■ **WRITTEN TASK 1**
In the records, rewrite the lines from the one containing "For every button, label, input, icon, or" through the one containing "svg-text:move: move [258,111,297,129]", inclusive, substituting "image" for "screenshot" and leaving everything else unchanged. Omit the pictures from your answer.

■ **PROVIDED TEXT**
┄┄┄┄┄┄┄┄┄┄
- U.S. Treasury Has Updated Their Rules On Cash Buyers In Residential Real Estate
- Higher Mortgage Rates Have Pushed The Share Of Cash Buyers Higher
- Real Estate Agents, Financial Advisors Have More Exposure In the New Rules
I just finished the seminal book on money laundering and kleptocracy, Billion Dollar Whale, which was a spectacular read. Wow. By coincidence, the U.S. Treasury’s FinCEN has published new rules to prevent the flow of illicit money into the U.S. economy, effective January 1, 2026. The new rules were proposed earlier this year. Real estate agents and investment advisors will be subjected to more scrutiny. Initially designed to restrict the use of LLCs to hide the identities of buyers, there were a lot of loopholes in the early efforts to fight it. Back in 2015, when the famous front-page New York Times story was published, Towers of Secrecy, I initially had some doubts that it was as pervasive an issue on the market because it was difficult to separate the impact of the regulations from the market slow down in Manhattan and Miami. Then, I spoke with one of the article authors, did my research, and changed my mind. Real estate has been a favorite way to launder stolen funds because the players in the transaction didn’t have to question the source of the funds, and the transactions could be considerable.
┄┄┄┄┄┄┄┄┄┄
■ **MATERIAL SHOWN**
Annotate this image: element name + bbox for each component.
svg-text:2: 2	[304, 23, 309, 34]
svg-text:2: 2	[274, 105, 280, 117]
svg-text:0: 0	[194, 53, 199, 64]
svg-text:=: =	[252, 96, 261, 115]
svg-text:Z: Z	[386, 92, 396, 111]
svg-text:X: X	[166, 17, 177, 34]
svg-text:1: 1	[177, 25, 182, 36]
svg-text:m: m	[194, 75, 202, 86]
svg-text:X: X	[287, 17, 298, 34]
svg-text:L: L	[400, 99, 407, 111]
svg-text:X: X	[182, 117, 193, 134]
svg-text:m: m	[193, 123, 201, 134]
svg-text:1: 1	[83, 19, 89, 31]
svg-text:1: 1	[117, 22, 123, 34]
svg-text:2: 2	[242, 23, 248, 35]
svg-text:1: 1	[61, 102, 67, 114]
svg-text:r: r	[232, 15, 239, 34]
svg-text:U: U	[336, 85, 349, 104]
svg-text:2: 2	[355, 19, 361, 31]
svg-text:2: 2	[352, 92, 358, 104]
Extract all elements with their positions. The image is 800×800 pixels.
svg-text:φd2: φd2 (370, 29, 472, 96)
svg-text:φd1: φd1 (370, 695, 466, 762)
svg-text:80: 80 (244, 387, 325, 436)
┄┄┄┄┄┄┄┄┄┄
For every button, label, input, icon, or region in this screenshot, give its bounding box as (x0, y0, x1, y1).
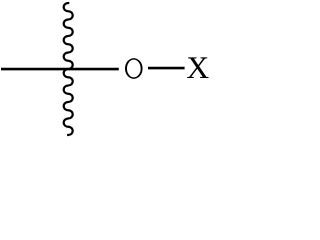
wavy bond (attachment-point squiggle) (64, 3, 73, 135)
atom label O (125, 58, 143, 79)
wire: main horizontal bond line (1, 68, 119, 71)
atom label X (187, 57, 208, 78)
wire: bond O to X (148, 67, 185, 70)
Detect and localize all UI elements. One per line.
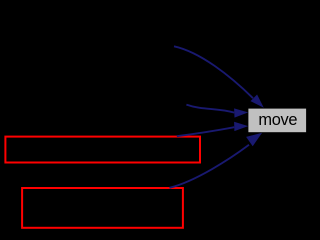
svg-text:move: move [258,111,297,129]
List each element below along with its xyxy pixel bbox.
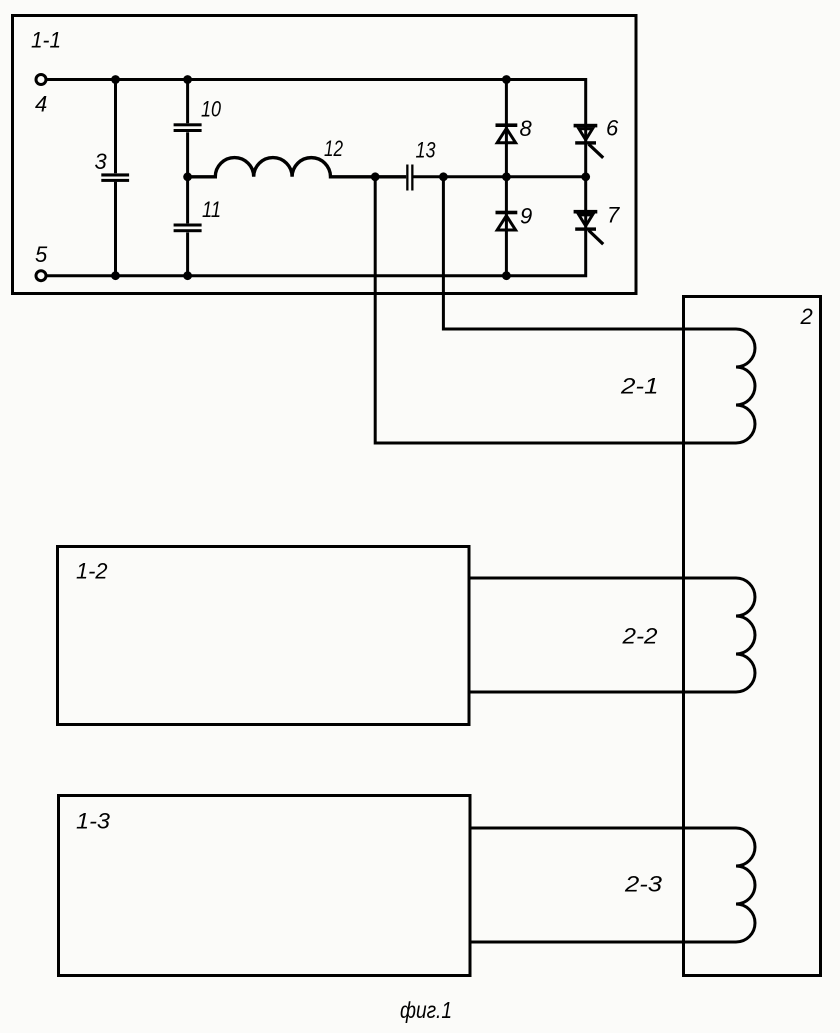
┄┄┄┄┄┄┄┄┄┄
■ **WRITTEN TASK 2**
According to the text on FinCEN's residential real estate rules, on what date do the new rules take effect?

■ **WRITTEN SOLUTION 1**
For every button, label, input, icon, or region in this image, give its bounding box as (x0, y0, x1, y1).
wavy bond (attachment-point squiggle) (64, 3, 73, 135)
atom label O (125, 58, 143, 79)
wire: main horizontal bond line (1, 68, 119, 71)
atom label X (187, 57, 208, 78)
wire: bond O to X (148, 67, 185, 70)
Detect and localize all UI elements. One per line.
svg-text:move: move [258,111,297,129]

■ **WRITTEN SOLUTION 2**
January 1, 2026.